▶ [What is needed] Search the records for the word "Anomaly" and report each line that has it.

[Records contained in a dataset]
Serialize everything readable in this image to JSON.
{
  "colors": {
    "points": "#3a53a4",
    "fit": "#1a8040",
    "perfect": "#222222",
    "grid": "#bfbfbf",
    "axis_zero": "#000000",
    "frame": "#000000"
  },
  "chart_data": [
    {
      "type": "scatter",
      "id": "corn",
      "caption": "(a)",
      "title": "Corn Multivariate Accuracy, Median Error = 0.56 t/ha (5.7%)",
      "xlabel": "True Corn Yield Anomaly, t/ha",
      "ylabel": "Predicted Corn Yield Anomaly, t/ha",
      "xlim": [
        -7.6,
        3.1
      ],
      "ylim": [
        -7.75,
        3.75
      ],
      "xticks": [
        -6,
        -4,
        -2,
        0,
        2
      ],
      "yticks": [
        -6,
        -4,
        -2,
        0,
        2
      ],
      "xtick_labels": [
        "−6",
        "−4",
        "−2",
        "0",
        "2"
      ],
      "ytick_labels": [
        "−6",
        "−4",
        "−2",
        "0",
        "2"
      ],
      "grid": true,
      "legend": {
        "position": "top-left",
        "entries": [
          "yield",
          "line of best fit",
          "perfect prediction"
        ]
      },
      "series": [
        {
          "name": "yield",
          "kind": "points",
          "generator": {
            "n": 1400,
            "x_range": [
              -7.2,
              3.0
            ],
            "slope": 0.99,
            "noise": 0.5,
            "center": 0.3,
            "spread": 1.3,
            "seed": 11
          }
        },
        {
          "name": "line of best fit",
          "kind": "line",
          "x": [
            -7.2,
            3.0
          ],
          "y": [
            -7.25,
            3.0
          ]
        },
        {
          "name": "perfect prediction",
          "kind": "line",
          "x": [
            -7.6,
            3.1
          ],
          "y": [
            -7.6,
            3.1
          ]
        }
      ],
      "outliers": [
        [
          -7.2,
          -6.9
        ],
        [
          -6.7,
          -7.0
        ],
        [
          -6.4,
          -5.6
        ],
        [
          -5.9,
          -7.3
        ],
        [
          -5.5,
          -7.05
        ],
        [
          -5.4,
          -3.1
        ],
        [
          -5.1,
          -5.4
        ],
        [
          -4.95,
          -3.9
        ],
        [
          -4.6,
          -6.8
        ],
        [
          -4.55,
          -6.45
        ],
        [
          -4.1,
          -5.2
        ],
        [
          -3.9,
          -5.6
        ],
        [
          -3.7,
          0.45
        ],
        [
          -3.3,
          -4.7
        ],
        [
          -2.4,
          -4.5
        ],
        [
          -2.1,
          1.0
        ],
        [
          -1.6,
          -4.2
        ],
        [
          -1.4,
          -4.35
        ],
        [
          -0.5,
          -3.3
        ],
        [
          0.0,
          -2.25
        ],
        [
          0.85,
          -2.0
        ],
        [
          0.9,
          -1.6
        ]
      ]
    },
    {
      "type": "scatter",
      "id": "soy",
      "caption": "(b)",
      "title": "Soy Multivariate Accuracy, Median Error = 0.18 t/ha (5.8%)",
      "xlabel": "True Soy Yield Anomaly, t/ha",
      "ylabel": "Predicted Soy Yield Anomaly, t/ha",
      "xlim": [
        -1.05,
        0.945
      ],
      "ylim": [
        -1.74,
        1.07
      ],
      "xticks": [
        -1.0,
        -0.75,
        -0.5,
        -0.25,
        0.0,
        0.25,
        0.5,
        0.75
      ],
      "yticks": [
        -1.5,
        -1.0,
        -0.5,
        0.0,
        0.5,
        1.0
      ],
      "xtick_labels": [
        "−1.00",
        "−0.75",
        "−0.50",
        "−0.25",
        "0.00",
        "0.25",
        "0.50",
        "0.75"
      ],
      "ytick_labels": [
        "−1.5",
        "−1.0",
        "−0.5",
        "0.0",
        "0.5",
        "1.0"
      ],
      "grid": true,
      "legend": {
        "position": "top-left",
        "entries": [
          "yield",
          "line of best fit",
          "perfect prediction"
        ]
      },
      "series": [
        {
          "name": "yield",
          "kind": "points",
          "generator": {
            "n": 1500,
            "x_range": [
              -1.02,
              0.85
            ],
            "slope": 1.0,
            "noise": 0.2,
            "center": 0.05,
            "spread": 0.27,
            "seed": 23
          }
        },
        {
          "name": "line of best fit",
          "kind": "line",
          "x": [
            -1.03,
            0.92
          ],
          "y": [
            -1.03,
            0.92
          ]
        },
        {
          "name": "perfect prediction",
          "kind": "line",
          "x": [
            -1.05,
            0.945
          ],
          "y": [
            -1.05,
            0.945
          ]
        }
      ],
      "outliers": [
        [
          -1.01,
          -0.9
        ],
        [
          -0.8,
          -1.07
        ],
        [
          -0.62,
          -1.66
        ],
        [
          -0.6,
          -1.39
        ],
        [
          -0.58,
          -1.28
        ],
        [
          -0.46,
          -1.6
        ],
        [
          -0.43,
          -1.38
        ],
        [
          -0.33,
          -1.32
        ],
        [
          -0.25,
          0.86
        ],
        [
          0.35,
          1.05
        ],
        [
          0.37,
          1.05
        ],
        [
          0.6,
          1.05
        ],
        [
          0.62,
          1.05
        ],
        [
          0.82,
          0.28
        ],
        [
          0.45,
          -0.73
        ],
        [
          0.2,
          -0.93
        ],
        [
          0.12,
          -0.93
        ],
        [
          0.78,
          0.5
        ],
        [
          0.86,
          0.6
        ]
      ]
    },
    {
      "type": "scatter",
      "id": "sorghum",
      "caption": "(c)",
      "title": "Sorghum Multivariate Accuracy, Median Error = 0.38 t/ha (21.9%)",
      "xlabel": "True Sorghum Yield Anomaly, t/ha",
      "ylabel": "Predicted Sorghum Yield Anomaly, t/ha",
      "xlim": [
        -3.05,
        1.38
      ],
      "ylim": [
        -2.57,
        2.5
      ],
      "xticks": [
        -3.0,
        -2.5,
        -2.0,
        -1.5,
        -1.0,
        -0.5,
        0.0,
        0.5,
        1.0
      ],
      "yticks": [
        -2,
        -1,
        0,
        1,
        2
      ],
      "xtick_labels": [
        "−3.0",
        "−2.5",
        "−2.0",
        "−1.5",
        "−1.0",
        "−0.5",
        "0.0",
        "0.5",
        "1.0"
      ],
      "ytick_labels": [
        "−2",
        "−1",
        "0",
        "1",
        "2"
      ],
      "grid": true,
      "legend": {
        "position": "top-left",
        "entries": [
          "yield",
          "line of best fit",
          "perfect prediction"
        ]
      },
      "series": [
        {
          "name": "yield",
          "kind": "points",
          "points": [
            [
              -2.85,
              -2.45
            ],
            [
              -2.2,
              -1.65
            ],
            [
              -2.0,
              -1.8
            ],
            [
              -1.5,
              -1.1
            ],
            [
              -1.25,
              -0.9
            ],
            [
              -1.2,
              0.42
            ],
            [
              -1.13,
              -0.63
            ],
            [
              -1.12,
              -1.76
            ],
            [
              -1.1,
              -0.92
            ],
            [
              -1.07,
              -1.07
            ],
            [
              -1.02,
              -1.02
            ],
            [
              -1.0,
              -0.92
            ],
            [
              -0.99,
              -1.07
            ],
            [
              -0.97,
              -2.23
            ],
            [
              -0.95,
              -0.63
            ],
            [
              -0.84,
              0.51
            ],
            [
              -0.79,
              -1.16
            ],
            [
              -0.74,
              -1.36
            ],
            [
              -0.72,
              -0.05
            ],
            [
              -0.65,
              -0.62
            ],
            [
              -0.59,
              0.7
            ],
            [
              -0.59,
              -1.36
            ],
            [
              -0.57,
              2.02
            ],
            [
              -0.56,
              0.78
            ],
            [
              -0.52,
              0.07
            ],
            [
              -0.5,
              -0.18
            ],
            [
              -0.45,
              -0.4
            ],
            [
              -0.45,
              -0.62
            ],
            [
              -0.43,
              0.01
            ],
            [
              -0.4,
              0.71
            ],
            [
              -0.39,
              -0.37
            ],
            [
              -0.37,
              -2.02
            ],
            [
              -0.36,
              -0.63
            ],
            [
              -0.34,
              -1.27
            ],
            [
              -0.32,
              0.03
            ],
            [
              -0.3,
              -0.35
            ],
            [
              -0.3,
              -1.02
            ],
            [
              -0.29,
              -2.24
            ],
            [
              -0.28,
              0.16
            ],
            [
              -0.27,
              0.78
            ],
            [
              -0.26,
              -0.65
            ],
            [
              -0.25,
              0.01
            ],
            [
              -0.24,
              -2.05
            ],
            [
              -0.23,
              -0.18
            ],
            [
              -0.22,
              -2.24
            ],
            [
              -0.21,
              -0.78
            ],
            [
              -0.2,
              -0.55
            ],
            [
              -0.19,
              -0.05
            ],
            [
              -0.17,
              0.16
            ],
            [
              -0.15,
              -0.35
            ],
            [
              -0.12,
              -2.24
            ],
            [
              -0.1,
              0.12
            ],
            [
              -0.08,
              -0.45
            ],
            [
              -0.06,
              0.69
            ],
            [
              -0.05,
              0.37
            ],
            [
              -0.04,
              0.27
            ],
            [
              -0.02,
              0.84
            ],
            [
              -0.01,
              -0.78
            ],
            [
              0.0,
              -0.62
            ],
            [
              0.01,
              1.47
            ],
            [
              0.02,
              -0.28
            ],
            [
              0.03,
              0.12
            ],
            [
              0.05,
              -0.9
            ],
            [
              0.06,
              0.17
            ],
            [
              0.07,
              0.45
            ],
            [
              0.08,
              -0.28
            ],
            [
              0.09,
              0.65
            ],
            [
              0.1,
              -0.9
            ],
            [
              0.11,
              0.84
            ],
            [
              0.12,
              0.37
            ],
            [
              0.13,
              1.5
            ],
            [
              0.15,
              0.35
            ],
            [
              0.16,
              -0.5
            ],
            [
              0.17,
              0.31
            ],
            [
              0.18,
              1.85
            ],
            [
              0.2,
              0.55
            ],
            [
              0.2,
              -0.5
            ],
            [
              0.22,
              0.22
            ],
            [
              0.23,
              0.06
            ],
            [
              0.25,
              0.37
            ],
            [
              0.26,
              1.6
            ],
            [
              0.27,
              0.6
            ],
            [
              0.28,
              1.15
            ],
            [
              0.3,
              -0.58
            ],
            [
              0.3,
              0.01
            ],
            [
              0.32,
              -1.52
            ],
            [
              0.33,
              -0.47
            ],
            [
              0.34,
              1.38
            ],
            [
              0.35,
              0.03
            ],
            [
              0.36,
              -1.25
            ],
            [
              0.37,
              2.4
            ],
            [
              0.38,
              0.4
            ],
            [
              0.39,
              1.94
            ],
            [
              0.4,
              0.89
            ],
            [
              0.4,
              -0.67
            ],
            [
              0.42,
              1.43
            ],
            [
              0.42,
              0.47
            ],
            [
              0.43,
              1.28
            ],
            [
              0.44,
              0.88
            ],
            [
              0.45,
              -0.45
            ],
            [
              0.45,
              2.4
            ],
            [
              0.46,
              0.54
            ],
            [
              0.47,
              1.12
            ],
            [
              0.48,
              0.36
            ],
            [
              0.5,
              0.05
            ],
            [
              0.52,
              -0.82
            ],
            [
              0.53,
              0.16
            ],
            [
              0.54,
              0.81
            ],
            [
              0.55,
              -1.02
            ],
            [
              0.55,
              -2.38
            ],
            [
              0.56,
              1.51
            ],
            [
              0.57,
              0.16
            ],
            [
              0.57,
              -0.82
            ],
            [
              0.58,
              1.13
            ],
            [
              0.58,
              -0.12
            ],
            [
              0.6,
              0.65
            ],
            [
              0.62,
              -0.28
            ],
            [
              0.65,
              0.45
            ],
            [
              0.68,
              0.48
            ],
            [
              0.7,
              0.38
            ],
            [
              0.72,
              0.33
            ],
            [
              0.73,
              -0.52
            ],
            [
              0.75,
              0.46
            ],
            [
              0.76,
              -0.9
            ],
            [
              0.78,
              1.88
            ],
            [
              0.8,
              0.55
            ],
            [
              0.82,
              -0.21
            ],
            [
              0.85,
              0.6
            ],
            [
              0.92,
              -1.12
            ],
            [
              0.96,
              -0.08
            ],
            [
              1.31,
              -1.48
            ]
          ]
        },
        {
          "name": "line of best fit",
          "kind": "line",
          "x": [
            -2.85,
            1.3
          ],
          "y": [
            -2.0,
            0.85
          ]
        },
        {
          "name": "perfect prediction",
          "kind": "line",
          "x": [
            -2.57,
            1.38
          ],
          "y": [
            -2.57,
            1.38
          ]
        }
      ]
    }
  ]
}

▶ [Written answer]
      "xlabel": "True Corn Yield Anomaly, t/ha",
      "ylabel": "Predicted Corn Yield Anomaly, t/ha",
      "xlabel": "True Soy Yield Anomaly, t/ha",
      "ylabel": "Predicted Soy Yield Anomaly, t/ha",
      "xlabel": "True Sorghum Yield Anomaly, t/ha",
      "ylabel": "Predicted Sorghum Yield Anomaly, t/ha",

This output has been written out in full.